▸ **DO THIS**:
Locate the word "профессора" in the entries below, then gather every line that holds it.

▸ **RECORDS FOR THIS TASK**:
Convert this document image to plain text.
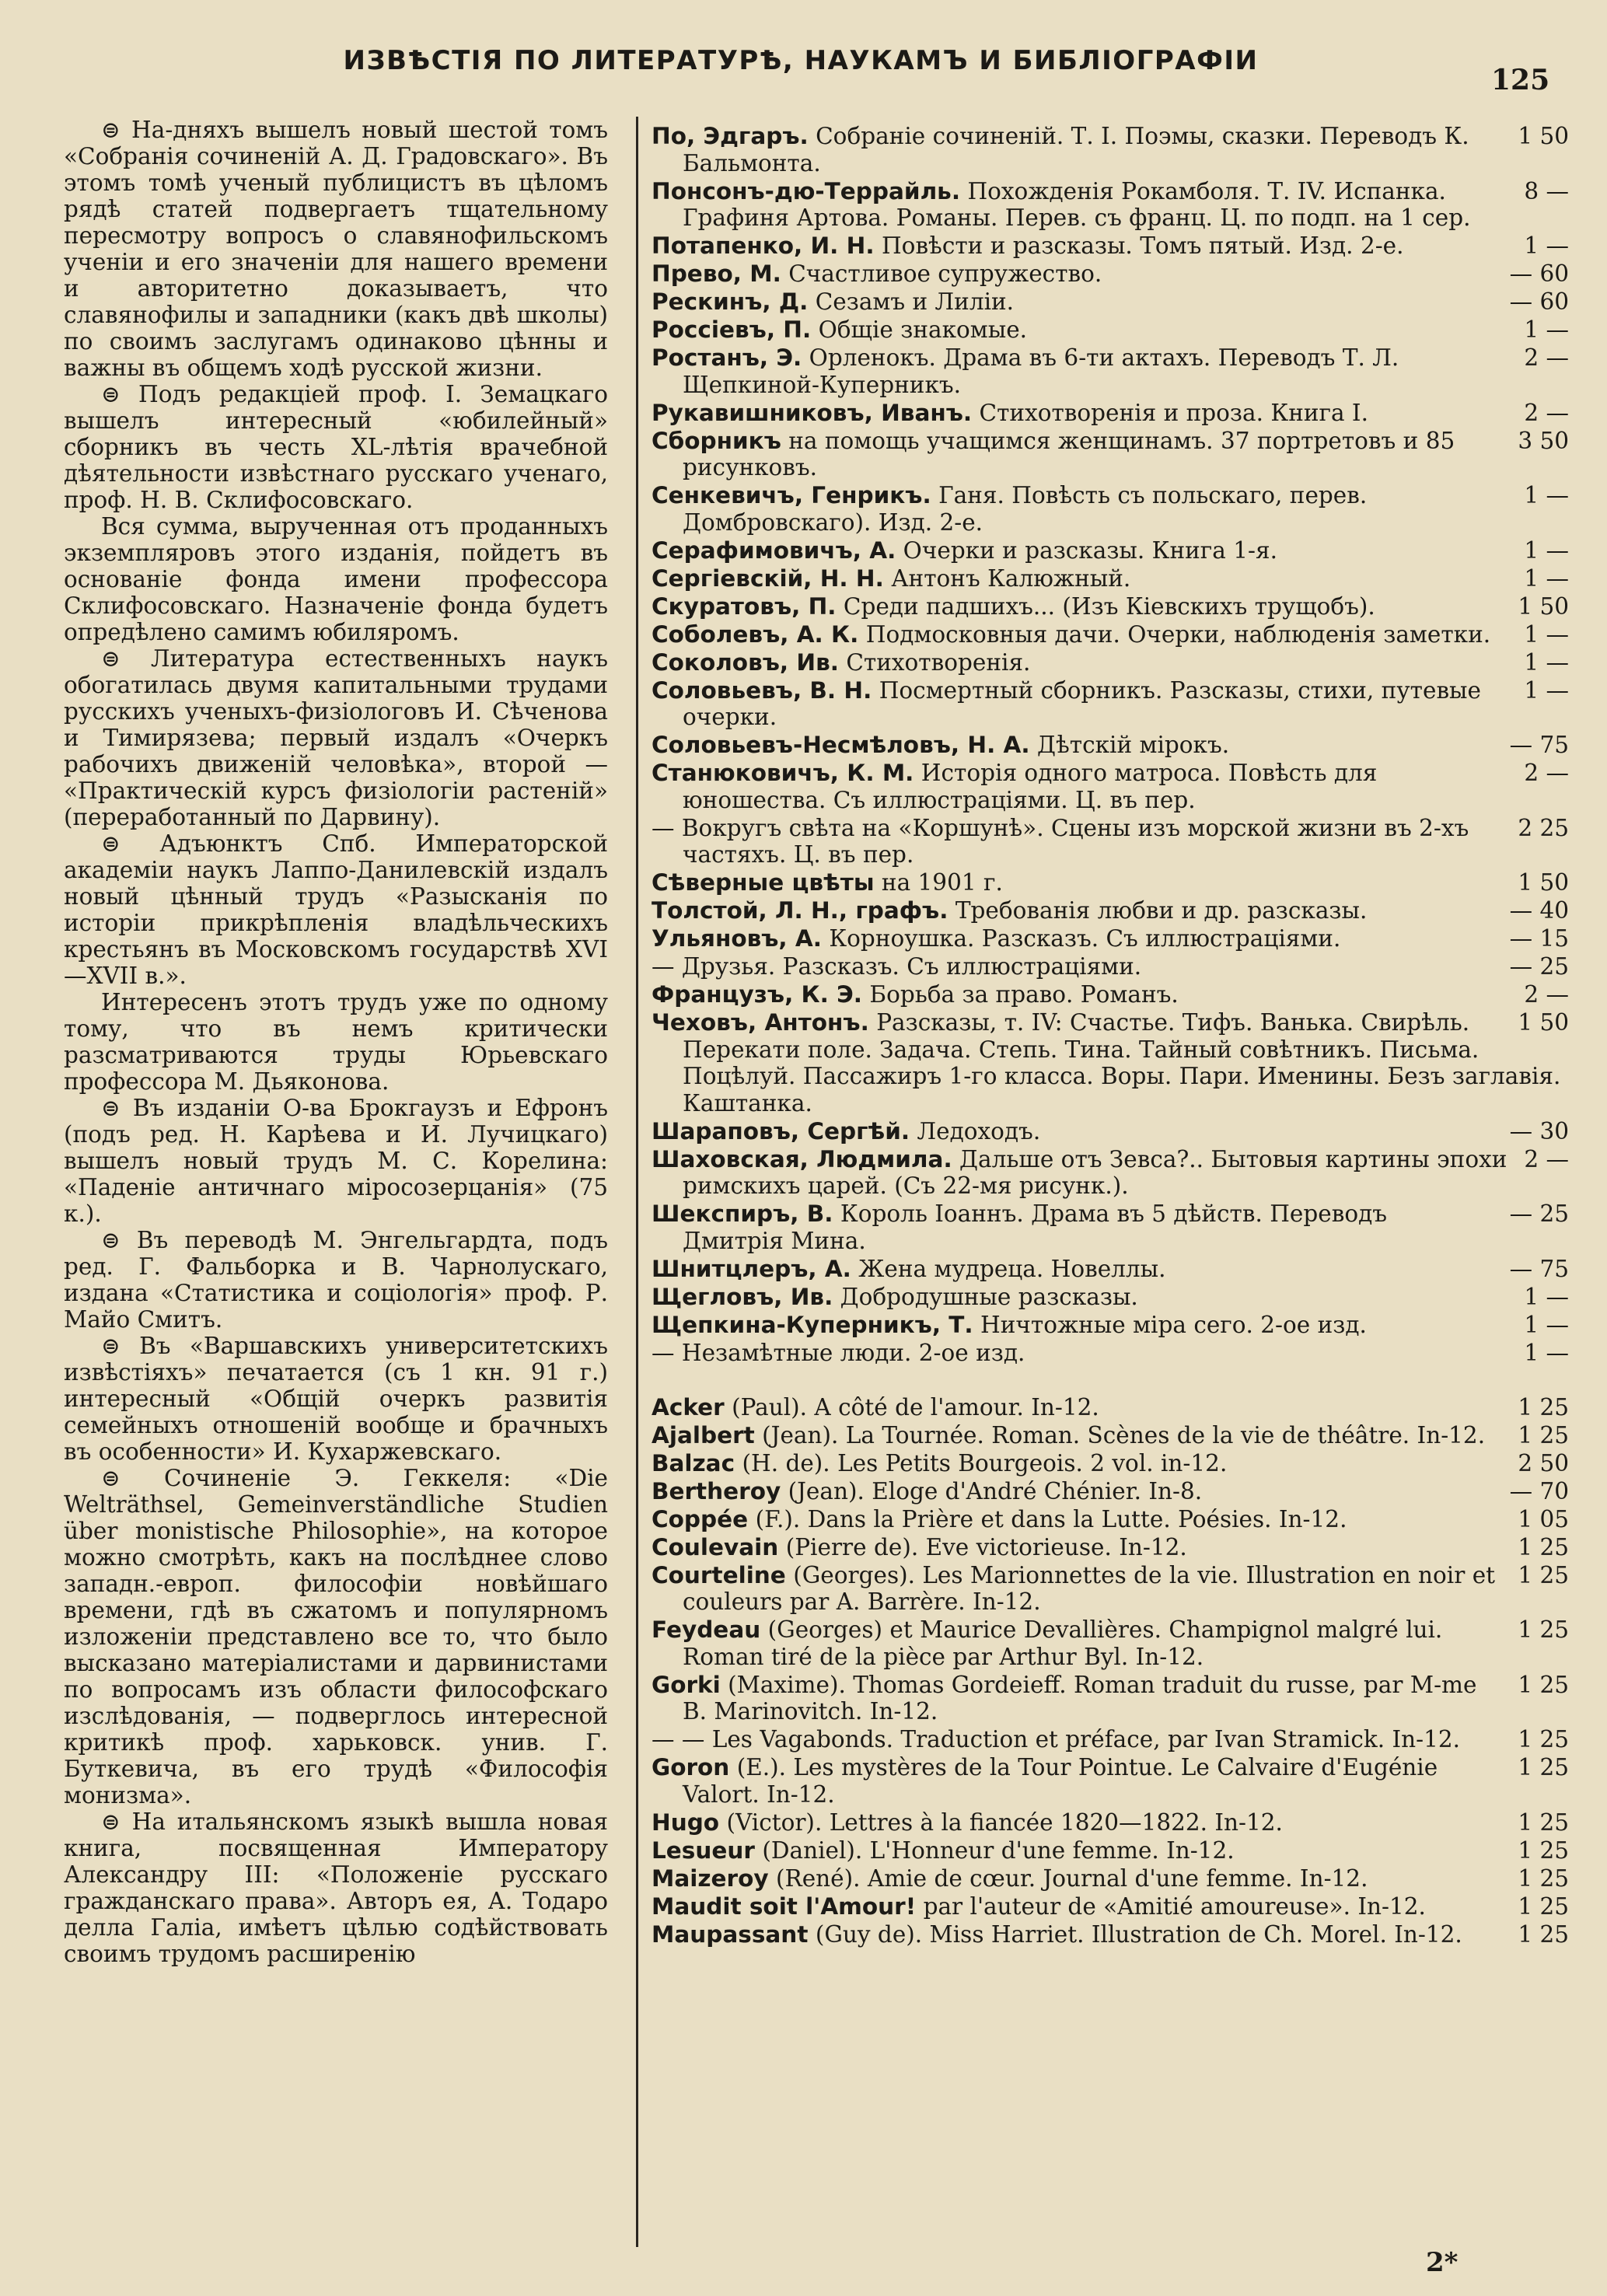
ИЗВѢСТІЯ ПО ЛИТЕРАТУРѢ, НАУКАМЪ И БИБЛІОГРАФІИ
125

⊜ На-дняхъ вышелъ новый шестой томъ «Собранія сочиненій А. Д. Градовскаго». Въ этомъ томѣ ученый публицистъ въ цѣломъ рядѣ статей подвергаетъ тщательному пересмотру вопросъ о славянофильскомъ ученіи и его значеніи для нашего времени и авторитетно доказываетъ, что славянофилы и западники (какъ двѣ школы) по своимъ заслугамъ одинаково цѣнны и важны въ общемъ ходѣ русской жизни.

⊜ Подъ редакціей проф. І. Земацкаго вышелъ интересный «юбилейный» сборникъ въ честь XL-лѣтія врачебной дѣятельности извѣстнаго русскаго ученаго, проф. Н. В. Склифосовскаго.

Вся сумма, вырученная отъ проданныхъ экземпляровъ этого изданія, пойдетъ въ основаніе фонда имени профессора Склифосовскаго. Назначеніе фонда будетъ опредѣлено самимъ юбиляромъ.

⊜ Литература естественныхъ наукъ обогатилась двумя капитальными трудами русскихъ ученыхъ-физіологовъ И. Сѣченова и Тимирязева; первый издалъ «Очеркъ рабочихъ движеній человѣка», второй — «Практическій курсъ физіологіи растеній» (переработанный по Дарвину).

⊜ Адъюнктъ Спб. Императорской академіи наукъ Лаппо-Данилевскій издалъ новый цѣнный трудъ «Разысканія по исторіи прикрѣпленія владѣльческихъ крестьянъ въ Московскомъ государствѣ XVI—XVII в.».

Интересенъ этотъ трудъ уже по одному тому, что въ немъ критически разсматриваются труды Юрьевскаго профессора М. Дьяконова.

⊜ Въ изданіи О-ва Брокгаузъ и Ефронъ (подъ ред. Н. Карѣева и И. Лучицкаго) вышелъ новый трудъ М. С. Корелина: «Паденіе античнаго міросозерцанія» (75 к.).

⊜ Въ переводѣ М. Энгельгардта, подъ ред. Г. Фальборка и В. Чарнолускаго, издана «Статистика и соціологія» проф. Р. Майо Смитъ.

⊜ Въ «Варшавскихъ университетскихъ извѣстіяхъ» печатается (съ 1 кн. 91 г.) интересный «Общій очеркъ развитія семейныхъ отношеній вообще и брачныхъ въ особенности» И. Кухаржевскаго.

⊜ Сочиненіе Э. Геккеля: «Die Welträthsel, Gemeinverständliche Studien über monistische Philosophie», на которое можно смотрѣть, какъ на послѣднее слово западн.-европ. философіи новѣйшаго времени, гдѣ въ сжатомъ и популярномъ изложеніи представлено все то, что было высказано матеріалистами и дарвинистами по вопросамъ изъ области философскаго изслѣдованія, — подверглось интересной критикѣ проф. харьковск. унив. Г. Буткевича, въ его трудѣ «Философія монизма».

⊜ На итальянскомъ языкѣ вышла новая книга, посвященная Императору Александру III: «Положеніе русскаго гражданскаго права». Авторъ ея, А. Тодаро делла Галіа, имѣетъ цѣлью содѣйствовать своимъ трудомъ расширенію

1 50
По, Эдгаръ. Собраніе сочиненій. Т. І. Поэмы, сказки. Переводъ К. Бальмонта.
8 —
Понсонъ-дю-Террайль. Похожденія Рокамболя. Т. IV. Испанка. Графиня Артова. Романы. Перев. съ франц. Ц. по подп. на 1 сер.
1 —
Потапенко, И. Н. Повѣсти и разсказы. Томъ пятый. Изд. 2-е.
— 60
Прево, М. Счастливое супружество.
— 60
Рескинъ, Д. Сезамъ и Лиліи.
1 —
Россіевъ, П. Общіе знакомые.
2 —
Ростанъ, Э. Орленокъ. Драма въ 6-ти актахъ. Переводъ Т. Л. Щепкиной-Куперникъ.
2 —
Рукавишниковъ, Иванъ. Стихотворенія и проза. Книга I.
3 50
Сборникъ на помощь учащимся женщинамъ. 37 портретовъ и 85 рисунковъ.
1 —
Сенкевичъ, Генрикъ. Ганя. Повѣсть съ польскаго, перев. Домбровскаго). Изд. 2-е.
1 —
Серафимовичъ, А. Очерки и разсказы. Книга 1-я.
1 —
Сергіевскій, Н. Н. Антонъ Калюжный.
1 50
Скуратовъ, П. Среди падшихъ... (Изъ Кіевскихъ трущобъ).
1 —
Соболевъ, А. К. Подмосковныя дачи. Очерки, наблюденія заметки.
1 —
Соколовъ, Ив. Стихотворенія.
1 —
Соловьевъ, В. Н. Посмертный сборникъ. Разсказы, стихи, путевые очерки.
— 75
Соловьевъ-Несмѣловъ, Н. А. Дѣтскій мірокъ.
2 —
Станюковичъ, К. М. Исторія одного матроса. Повѣсть для юношества. Съ иллюстраціями. Ц. въ пер.
2 25
— Вокругъ свѣта на «Коршунѣ». Сцены изъ морской жизни въ 2-хъ частяхъ. Ц. въ пер.
1 50
Сѣверные цвѣты на 1901 г.
— 40
Толстой, Л. Н., графъ. Требованія любви и др. разсказы.
— 15
Ульяновъ, А. Корноушка. Разсказъ. Съ иллюстраціями.
— 25
— Друзья. Разсказъ. Съ иллюстраціями.
2 —
Французъ, К. Э. Борьба за право. Романъ.
1 50
Чеховъ, Антонъ. Разсказы, т. IV: Счастье. Тифъ. Ванька. Свирѣль. Перекати поле. Задача. Степь. Тина. Тайный совѣтникъ. Письма. Поцѣлуй. Пассажиръ 1-го класса. Воры. Пари. Именины. Безъ заглавія. Каштанка.
— 30
Шараповъ, Сергѣй. Ледоходъ.
2 —
Шаховская, Людмила. Дальше отъ Зевса?.. Бытовыя картины эпохи римскихъ царей. (Съ 22-мя рисунк.).
— 25
Шекспиръ, В. Король Іоаннъ. Драма въ 5 дѣйств. Переводъ Дмитрія Мина.
— 75
Шнитцлеръ, А. Жена мудреца. Новеллы.
1 —
Щегловъ, Ив. Добродушные разсказы.
1 —
Щепкина-Куперникъ, Т. Ничтожные міра сего. 2-ое изд.
1 —
— Незамѣтные люди. 2-ое изд.
1 25
Acker (Paul). A côté de l'amour. In-12.
1 25
Ajalbert (Jean). La Tournée. Roman. Scènes de la vie de théâtre. In-12.
2 50
Balzac (H. de). Les Petits Bourgeois. 2 vol. in-12.
— 70
Bertheroy (Jean). Eloge d'André Chénier. In-8.
1 05
Coppée (F.). Dans la Prière et dans la Lutte. Poésies. In-12.
1 25
Coulevain (Pierre de). Eve victorieuse. In-12.
1 25
Courteline (Georges). Les Marionnettes de la vie. Illustration en noir et couleurs par A. Barrère. In-12.
1 25
Feydeau (Georges) et Maurice Devallières. Champignol malgré lui. Roman tiré de la pièce par Arthur Byl. In-12.
1 25
Gorki (Maxime). Thomas Gordeieff. Roman traduit du russe, par M-me B. Marinovitch. In-12.
1 25
— — Les Vagabonds. Traduction et préface, par Ivan Stramick. In-12.
1 25
Goron (E.). Les mystères de la Tour Pointue. Le Calvaire d'Eugénie Valort. In-12.
1 25
Hugo (Victor). Lettres à la fiancée 1820—1822. In-12.
1 25
Lesueur (Daniel). L'Honneur d'une femme. In-12.
1 25
Maizeroy (René). Amie de cœur. Journal d'une femme. In-12.
1 25
Maudit soit l'Amour! par l'auteur de «Amitié amoureuse». In-12.
1 25
Maupassant (Guy de). Miss Harriet. Illustration de Ch. Morel. In-12.
2*
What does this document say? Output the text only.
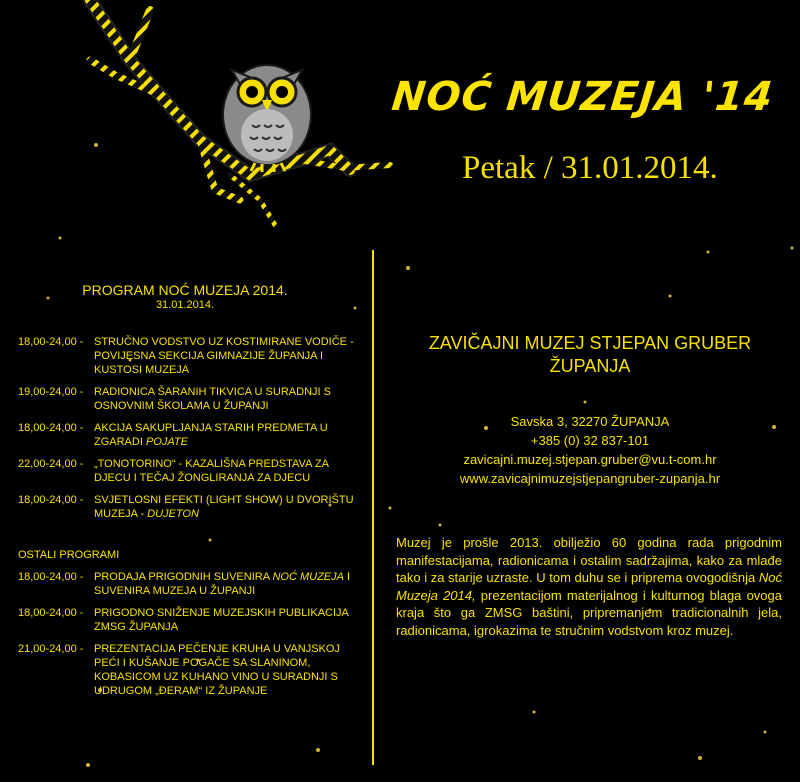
NOĆ MUZEJA '14
Petak / 31.01.2014.
PROGRAM NOĆ MUZEJA 2014.
31.01.2014.
18,00-24,00 - STRUČNO VODSTVO UZ KOSTIMIRANE VODIČE - POVIJESNA SEKCIJA GIMNAZIJE ŽUPANJA I KUSTOSI MUZEJA
19,00-24,00 - RADIONICA ŠARANIH TIKVICA U SURADNJI S OSNOVNIM ŠKOLAMA U ŽUPANJI
18,00-24,00 - AKCIJA SAKUPLJANJA STARIH PREDMETA U ZGARADI POJATE
22,00-24,00 - „TONOTORINO“ - KAZALIŠNA PREDSTAVA ZA DJECU I TEČAJ ŽONGLIRANJA ZA DJECU
18,00-24,00 - SVJETLOSNI EFEKTI (LIGHT SHOW) U DVORIŠTU MUZEJA - DUJETON
OSTALI PROGRAMI
18,00-24,00 - PRODAJA PRIGODNIH SUVENIRA NOĆ MUZEJA I SUVENIRA MUZEJA U ŽUPANJI
18,00-24,00 - PRIGODNO SNIŽENJE MUZEJSKIH PUBLIKACIJA ZMSG ŽUPANJA
21,00-24,00 - PREZENTACIJA PEČENJE KRUHA U VANJSKOJ PEĆI I KUŠANJE POGAČE SA SLANINOM, KOBASICOM UZ KUHANO VINO U SURADNJI S UDRUGOM „ĐERAM“ IZ ŽUPANJE
ZAVIČAJNI MUZEJ STJEPAN GRUBER
ŽUPANJA
Savska 3, 32270 ŽUPANJA
+385 (0) 32 837-101
zavicajni.muzej.stjepan.gruber@vu.t-com.hr
www.zavicajnimuzejstjepangruber-zupanja.hr
Muzej je prošle 2013. obilježio 60 godina rada prigodnim manifestacijama, radionicama i ostalim sadržajima, kako za mlađe tako i za starije uzraste. U tom duhu se i priprema ovogodišnja Noć Muzeja 2014, prezentacijom materijalnog i kulturnog blaga ovoga kraja što ga ZMSG baštini, pripremanjem tradicionalnih jela, radionicama, igrokazima te stručnim vodstvom kroz muzej.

▸ **FULL OUTPUT**:
Вся сумма, вырученная отъ проданныхъ экземпляровъ этого изданія, пойдетъ въ основаніе фонда имени профессора Склифосовскаго. Назначеніе фонда будетъ опредѣлено самимъ юбиляромъ.
Интересенъ этотъ трудъ уже по одному тому, что въ немъ критически разсматриваются труды Юрьевскаго профессора М. Дьяконова.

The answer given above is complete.